* YOUR OBJECTIVE
Without the pictures, write out all the lines below exactly as they appear.

* PROVIDED RECORDS
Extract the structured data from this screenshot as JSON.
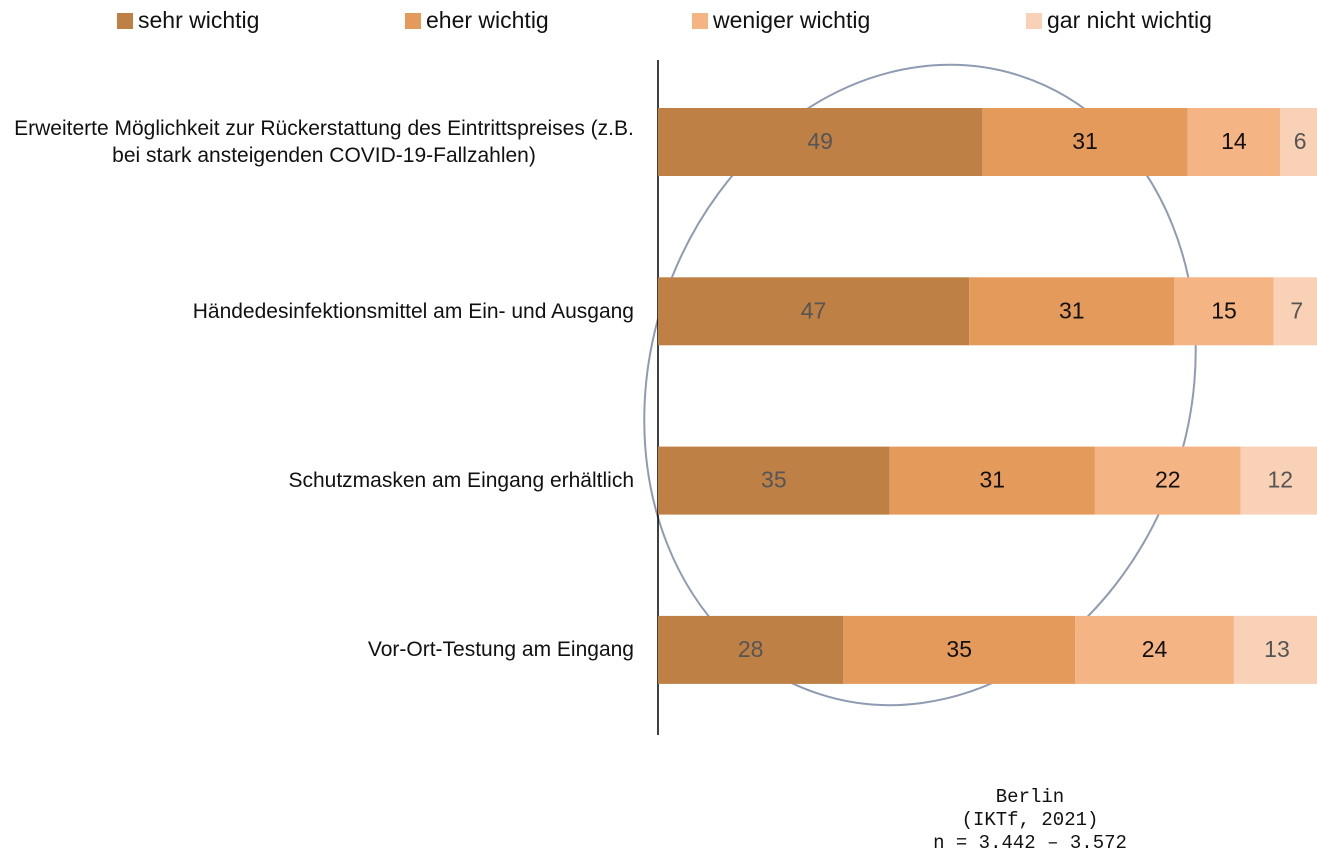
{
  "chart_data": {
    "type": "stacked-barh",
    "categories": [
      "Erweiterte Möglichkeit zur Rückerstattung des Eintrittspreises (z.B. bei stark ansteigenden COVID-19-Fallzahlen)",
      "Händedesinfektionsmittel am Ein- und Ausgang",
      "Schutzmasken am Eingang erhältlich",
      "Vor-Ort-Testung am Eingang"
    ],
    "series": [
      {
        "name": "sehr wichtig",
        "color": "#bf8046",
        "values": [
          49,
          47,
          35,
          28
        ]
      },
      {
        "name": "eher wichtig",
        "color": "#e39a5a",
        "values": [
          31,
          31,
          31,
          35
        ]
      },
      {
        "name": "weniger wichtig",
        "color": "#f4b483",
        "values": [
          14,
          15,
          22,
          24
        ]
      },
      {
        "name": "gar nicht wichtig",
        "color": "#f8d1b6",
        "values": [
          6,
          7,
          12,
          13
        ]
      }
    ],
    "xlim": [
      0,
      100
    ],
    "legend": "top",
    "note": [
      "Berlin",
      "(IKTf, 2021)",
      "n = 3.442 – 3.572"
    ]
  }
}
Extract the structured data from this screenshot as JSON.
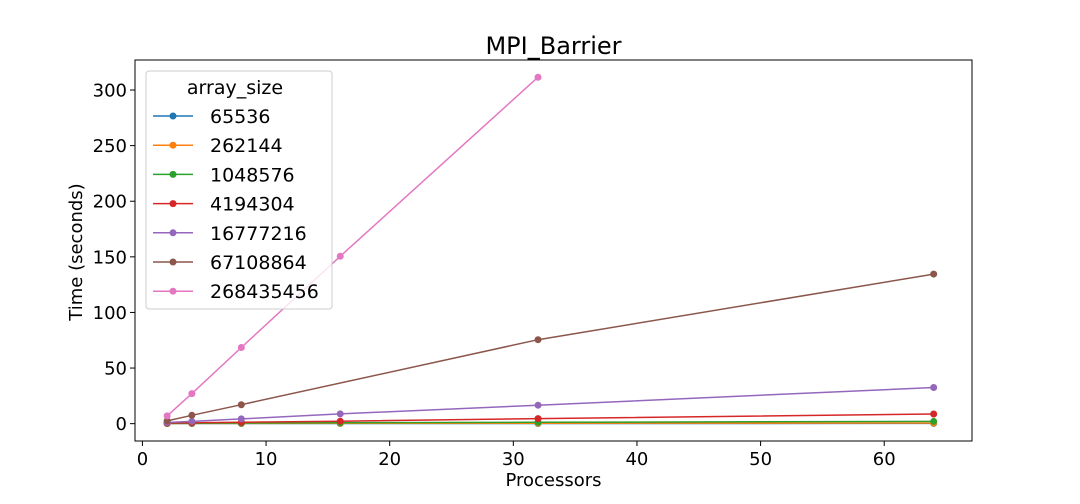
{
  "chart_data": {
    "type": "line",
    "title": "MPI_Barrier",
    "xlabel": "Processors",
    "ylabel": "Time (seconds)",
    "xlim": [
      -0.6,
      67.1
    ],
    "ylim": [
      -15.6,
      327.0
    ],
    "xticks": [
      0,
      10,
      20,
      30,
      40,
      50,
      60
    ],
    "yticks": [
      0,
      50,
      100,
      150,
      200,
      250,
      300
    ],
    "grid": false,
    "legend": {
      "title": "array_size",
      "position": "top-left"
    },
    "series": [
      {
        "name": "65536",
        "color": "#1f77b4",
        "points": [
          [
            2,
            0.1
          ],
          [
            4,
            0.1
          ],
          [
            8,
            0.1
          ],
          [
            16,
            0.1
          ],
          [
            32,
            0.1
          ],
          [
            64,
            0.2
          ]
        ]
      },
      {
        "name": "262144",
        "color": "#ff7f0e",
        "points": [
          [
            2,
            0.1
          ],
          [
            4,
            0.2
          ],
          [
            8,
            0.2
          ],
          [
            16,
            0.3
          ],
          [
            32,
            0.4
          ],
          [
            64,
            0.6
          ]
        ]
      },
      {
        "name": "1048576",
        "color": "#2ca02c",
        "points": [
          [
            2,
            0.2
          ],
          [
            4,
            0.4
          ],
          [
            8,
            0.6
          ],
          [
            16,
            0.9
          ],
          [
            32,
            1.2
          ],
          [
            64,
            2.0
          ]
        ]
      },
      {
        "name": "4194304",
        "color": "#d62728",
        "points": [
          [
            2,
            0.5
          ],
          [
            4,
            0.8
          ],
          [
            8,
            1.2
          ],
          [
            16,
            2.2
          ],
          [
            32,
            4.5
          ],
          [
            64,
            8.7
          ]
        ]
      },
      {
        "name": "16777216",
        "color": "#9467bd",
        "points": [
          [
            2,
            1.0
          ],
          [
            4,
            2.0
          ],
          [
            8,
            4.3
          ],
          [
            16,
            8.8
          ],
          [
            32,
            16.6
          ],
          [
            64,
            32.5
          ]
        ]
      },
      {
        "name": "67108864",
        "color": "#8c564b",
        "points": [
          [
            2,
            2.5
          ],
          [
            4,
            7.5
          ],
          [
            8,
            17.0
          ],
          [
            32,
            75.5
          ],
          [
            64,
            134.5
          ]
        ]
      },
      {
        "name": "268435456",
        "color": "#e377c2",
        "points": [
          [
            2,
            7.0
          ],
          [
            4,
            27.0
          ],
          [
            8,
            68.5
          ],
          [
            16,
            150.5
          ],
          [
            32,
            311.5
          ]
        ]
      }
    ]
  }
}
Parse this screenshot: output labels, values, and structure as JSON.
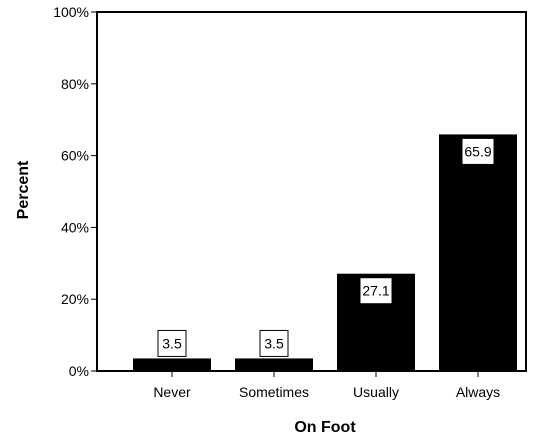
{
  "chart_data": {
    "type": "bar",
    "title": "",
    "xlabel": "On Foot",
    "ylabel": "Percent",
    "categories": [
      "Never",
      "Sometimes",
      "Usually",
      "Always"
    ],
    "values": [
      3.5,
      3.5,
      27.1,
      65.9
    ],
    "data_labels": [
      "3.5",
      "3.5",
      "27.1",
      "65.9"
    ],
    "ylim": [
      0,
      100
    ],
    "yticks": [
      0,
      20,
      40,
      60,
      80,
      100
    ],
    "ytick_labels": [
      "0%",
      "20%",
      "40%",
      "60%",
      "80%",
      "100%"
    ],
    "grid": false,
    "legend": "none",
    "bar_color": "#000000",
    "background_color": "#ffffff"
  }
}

* ANSWER TO THE TASK
Extract the structured data from this screenshot as JSON.
{
  "chart_data": {
    "type": "stacked-barh",
    "categories": [
      "Erweiterte Möglichkeit zur Rückerstattung des Eintrittspreises (z.B. bei stark ansteigenden COVID-19-Fallzahlen)",
      "Händedesinfektionsmittel am Ein- und Ausgang",
      "Schutzmasken am Eingang erhältlich",
      "Vor-Ort-Testung am Eingang"
    ],
    "series": [
      {
        "name": "sehr wichtig",
        "color": "#bf8046",
        "values": [
          49,
          47,
          35,
          28
        ]
      },
      {
        "name": "eher wichtig",
        "color": "#e39a5a",
        "values": [
          31,
          31,
          31,
          35
        ]
      },
      {
        "name": "weniger wichtig",
        "color": "#f4b483",
        "values": [
          14,
          15,
          22,
          24
        ]
      },
      {
        "name": "gar nicht wichtig",
        "color": "#f8d1b6",
        "values": [
          6,
          7,
          12,
          13
        ]
      }
    ],
    "xlim": [
      0,
      100
    ],
    "legend": "top",
    "note": [
      "Berlin",
      "(IKTf, 2021)",
      "n = 3.442 – 3.572"
    ]
  }
}
Extract the structured data from this screenshot as JSON.
{
  "chart_data": {
    "type": "line",
    "title": "MPI_Barrier",
    "xlabel": "Processors",
    "ylabel": "Time (seconds)",
    "xlim": [
      -0.6,
      67.1
    ],
    "ylim": [
      -15.6,
      327.0
    ],
    "xticks": [
      0,
      10,
      20,
      30,
      40,
      50,
      60
    ],
    "yticks": [
      0,
      50,
      100,
      150,
      200,
      250,
      300
    ],
    "grid": false,
    "legend": {
      "title": "array_size",
      "position": "top-left"
    },
    "series": [
      {
        "name": "65536",
        "color": "#1f77b4",
        "points": [
          [
            2,
            0.1
          ],
          [
            4,
            0.1
          ],
          [
            8,
            0.1
          ],
          [
            16,
            0.1
          ],
          [
            32,
            0.1
          ],
          [
            64,
            0.2
          ]
        ]
      },
      {
        "name": "262144",
        "color": "#ff7f0e",
        "points": [
          [
            2,
            0.1
          ],
          [
            4,
            0.2
          ],
          [
            8,
            0.2
          ],
          [
            16,
            0.3
          ],
          [
            32,
            0.4
          ],
          [
            64,
            0.6
          ]
        ]
      },
      {
        "name": "1048576",
        "color": "#2ca02c",
        "points": [
          [
            2,
            0.2
          ],
          [
            4,
            0.4
          ],
          [
            8,
            0.6
          ],
          [
            16,
            0.9
          ],
          [
            32,
            1.2
          ],
          [
            64,
            2.0
          ]
        ]
      },
      {
        "name": "4194304",
        "color": "#d62728",
        "points": [
          [
            2,
            0.5
          ],
          [
            4,
            0.8
          ],
          [
            8,
            1.2
          ],
          [
            16,
            2.2
          ],
          [
            32,
            4.5
          ],
          [
            64,
            8.7
          ]
        ]
      },
      {
        "name": "16777216",
        "color": "#9467bd",
        "points": [
          [
            2,
            1.0
          ],
          [
            4,
            2.0
          ],
          [
            8,
            4.3
          ],
          [
            16,
            8.8
          ],
          [
            32,
            16.6
          ],
          [
            64,
            32.5
          ]
        ]
      },
      {
        "name": "67108864",
        "color": "#8c564b",
        "points": [
          [
            2,
            2.5
          ],
          [
            4,
            7.5
          ],
          [
            8,
            17.0
          ],
          [
            32,
            75.5
          ],
          [
            64,
            134.5
          ]
        ]
      },
      {
        "name": "268435456",
        "color": "#e377c2",
        "points": [
          [
            2,
            7.0
          ],
          [
            4,
            27.0
          ],
          [
            8,
            68.5
          ],
          [
            16,
            150.5
          ],
          [
            32,
            311.5
          ]
        ]
      }
    ]
  }
}
Parse this screenshot: output labels, values, and structure as JSON.
{
  "chart_data": {
    "type": "bar",
    "title": "",
    "xlabel": "On Foot",
    "ylabel": "Percent",
    "categories": [
      "Never",
      "Sometimes",
      "Usually",
      "Always"
    ],
    "values": [
      3.5,
      3.5,
      27.1,
      65.9
    ],
    "data_labels": [
      "3.5",
      "3.5",
      "27.1",
      "65.9"
    ],
    "ylim": [
      0,
      100
    ],
    "yticks": [
      0,
      20,
      40,
      60,
      80,
      100
    ],
    "ytick_labels": [
      "0%",
      "20%",
      "40%",
      "60%",
      "80%",
      "100%"
    ],
    "grid": false,
    "legend": "none",
    "bar_color": "#000000",
    "background_color": "#ffffff"
  }
}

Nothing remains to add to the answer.